Tarefa 1:
Edite as entradas desde o início até à linha que contém "number-cell-right-16[interactable]: 16 bbox=[892, 423, 928, 462]", inclusive, e apresente-as de novo com "wall-shadow" substituído por "side-shadow", sem mais nenhuma alteração.

Texto fornecido:
__________

24- Na realidade o NRAU não prevê sequer o direito a novo arrendamento.
25- Como se referiu, apenas o artigo 1091º, nº 1, alínea b) do Código Civil prevê o direito de preferência a um novo arrendamento. No entanto, não só essa norma também não é supletiva, como pressupõe que se pretenda celebrar um novo arrendamento, para além de tal direito de preferência só existir, nos termos do estipulado no nº 2 do mesmo preceito, enquanto não for exigível a restituição do prédio, nos termos do artigo 1053º. Este último, por seu lado, fala no prazo de seis meses, já há muito esgotado.
26- Entende-se, assim, que houve uma errada aplicação da excepção preceituada no nº 3 do artigo 59º do NRAU, ao considerá-lo aplicável à situação em apreço.
27- Por outro lado houve errada interpretação do tipo de norma que constitui o artigo 5º do Decreto-Lei nº 445/74, de 12 de Fevereiro, ao considerá-la uma norma supletiva quando, pelo contrário, estamos perante uma norma imperativa, tal como, aliás, o artigo 1091º, nº 1, alínea b) do Código Civil.

__________

Tarefa 2:
Responda com base no excerto sobre o NRAU:
(a) De que prazo fala o artigo 1053º?
(b) Que número do artigo 59º do NRAU prevê a excepção que se considera erradamente aplicada?
(c) Qual é a data do Decreto-Lei nº 445/74?

[Dados de coordenadas do layout]
__________

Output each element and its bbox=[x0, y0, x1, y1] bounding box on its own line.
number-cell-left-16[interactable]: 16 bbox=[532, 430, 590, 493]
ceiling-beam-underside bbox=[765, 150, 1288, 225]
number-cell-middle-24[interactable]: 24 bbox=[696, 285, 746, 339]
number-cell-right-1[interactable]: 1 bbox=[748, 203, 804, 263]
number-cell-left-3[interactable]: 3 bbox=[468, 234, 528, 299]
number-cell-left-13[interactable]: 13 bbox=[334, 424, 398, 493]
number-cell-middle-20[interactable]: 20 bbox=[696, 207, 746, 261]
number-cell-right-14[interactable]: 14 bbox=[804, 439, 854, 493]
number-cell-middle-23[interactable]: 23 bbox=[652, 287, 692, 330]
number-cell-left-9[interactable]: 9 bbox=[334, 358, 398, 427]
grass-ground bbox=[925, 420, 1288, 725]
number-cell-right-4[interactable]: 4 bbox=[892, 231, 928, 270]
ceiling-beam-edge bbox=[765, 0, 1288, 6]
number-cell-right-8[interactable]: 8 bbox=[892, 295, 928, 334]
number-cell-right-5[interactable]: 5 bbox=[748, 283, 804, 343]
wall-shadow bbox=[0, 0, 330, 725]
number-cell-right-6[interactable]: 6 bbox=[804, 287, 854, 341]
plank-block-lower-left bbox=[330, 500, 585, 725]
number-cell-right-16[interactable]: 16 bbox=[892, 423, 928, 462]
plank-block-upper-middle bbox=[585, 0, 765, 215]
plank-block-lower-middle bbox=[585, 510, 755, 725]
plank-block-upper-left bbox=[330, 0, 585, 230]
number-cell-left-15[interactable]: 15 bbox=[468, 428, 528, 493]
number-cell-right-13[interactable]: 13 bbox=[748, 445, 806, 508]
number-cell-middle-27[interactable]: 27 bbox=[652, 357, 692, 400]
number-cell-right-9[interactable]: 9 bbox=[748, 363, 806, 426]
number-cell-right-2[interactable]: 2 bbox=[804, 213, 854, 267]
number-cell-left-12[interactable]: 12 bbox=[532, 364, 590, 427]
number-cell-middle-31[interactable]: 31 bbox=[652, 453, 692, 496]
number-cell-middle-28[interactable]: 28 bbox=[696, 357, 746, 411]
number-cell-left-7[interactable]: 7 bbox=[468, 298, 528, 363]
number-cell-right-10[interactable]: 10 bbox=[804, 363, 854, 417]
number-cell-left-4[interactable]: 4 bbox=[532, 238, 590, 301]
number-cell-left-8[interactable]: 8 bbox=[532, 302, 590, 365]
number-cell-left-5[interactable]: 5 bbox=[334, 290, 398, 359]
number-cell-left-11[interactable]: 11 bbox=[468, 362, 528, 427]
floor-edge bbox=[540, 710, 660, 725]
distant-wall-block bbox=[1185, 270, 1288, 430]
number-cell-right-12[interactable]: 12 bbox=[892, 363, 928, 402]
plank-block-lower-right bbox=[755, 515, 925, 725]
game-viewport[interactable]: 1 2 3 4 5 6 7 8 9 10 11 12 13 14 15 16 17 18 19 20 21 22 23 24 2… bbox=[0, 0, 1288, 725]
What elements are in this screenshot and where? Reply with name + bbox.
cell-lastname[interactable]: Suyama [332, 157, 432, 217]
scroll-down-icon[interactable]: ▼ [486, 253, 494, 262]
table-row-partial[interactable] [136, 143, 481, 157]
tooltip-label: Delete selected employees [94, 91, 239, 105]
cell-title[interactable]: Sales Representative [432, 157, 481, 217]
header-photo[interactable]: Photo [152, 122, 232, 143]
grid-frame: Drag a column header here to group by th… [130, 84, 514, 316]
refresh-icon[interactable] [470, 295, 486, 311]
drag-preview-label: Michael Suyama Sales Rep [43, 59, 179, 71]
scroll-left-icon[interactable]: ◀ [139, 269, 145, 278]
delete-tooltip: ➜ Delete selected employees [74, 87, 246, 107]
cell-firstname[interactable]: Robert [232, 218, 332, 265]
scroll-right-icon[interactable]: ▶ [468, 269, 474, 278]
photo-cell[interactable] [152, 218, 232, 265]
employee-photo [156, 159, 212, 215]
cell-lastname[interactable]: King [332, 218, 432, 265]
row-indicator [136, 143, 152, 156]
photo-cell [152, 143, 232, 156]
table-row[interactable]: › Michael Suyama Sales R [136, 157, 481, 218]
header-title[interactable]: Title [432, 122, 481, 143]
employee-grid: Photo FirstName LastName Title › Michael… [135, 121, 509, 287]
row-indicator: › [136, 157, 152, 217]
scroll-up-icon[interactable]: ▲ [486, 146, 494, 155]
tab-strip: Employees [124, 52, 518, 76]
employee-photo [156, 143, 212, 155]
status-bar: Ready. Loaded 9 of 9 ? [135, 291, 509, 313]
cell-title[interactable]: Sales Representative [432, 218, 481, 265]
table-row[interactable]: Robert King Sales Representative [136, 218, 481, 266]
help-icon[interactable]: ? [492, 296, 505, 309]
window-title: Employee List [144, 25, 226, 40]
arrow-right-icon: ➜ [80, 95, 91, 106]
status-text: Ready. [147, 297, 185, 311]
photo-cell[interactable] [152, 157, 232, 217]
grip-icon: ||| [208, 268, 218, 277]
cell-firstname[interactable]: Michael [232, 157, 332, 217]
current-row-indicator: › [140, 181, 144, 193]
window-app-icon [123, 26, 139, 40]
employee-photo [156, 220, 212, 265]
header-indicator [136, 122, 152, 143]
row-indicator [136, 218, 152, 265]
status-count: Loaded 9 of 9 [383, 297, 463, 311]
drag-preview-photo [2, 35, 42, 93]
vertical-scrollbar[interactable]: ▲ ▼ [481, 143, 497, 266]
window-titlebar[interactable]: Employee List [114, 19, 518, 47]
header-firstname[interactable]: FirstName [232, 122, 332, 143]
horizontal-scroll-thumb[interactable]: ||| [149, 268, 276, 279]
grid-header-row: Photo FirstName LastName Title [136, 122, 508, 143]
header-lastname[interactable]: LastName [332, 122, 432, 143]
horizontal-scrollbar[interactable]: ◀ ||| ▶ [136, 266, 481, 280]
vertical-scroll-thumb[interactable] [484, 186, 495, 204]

__________

Resolução do exercício 1:
Output each element and its bbox=[x0, y0, x1, y1] bounding box on its own line.
number-cell-left-16[interactable]: 16 bbox=[532, 430, 590, 493]
ceiling-beam-underside bbox=[765, 150, 1288, 225]
number-cell-middle-24[interactable]: 24 bbox=[696, 285, 746, 339]
number-cell-right-1[interactable]: 1 bbox=[748, 203, 804, 263]
number-cell-left-3[interactable]: 3 bbox=[468, 234, 528, 299]
number-cell-left-13[interactable]: 13 bbox=[334, 424, 398, 493]
number-cell-middle-20[interactable]: 20 bbox=[696, 207, 746, 261]
number-cell-right-14[interactable]: 14 bbox=[804, 439, 854, 493]
number-cell-middle-23[interactable]: 23 bbox=[652, 287, 692, 330]
number-cell-left-9[interactable]: 9 bbox=[334, 358, 398, 427]
grass-ground bbox=[925, 420, 1288, 725]
number-cell-right-4[interactable]: 4 bbox=[892, 231, 928, 270]
ceiling-beam-edge bbox=[765, 0, 1288, 6]
number-cell-right-8[interactable]: 8 bbox=[892, 295, 928, 334]
number-cell-right-5[interactable]: 5 bbox=[748, 283, 804, 343]
side-shadow bbox=[0, 0, 330, 725]
number-cell-right-6[interactable]: 6 bbox=[804, 287, 854, 341]
plank-block-lower-left bbox=[330, 500, 585, 725]
number-cell-right-16[interactable]: 16 bbox=[892, 423, 928, 462]

Resolução do exercício 2:
(a) Seis meses.
(b) O nº 3.
(c) 12 de Fevereiro.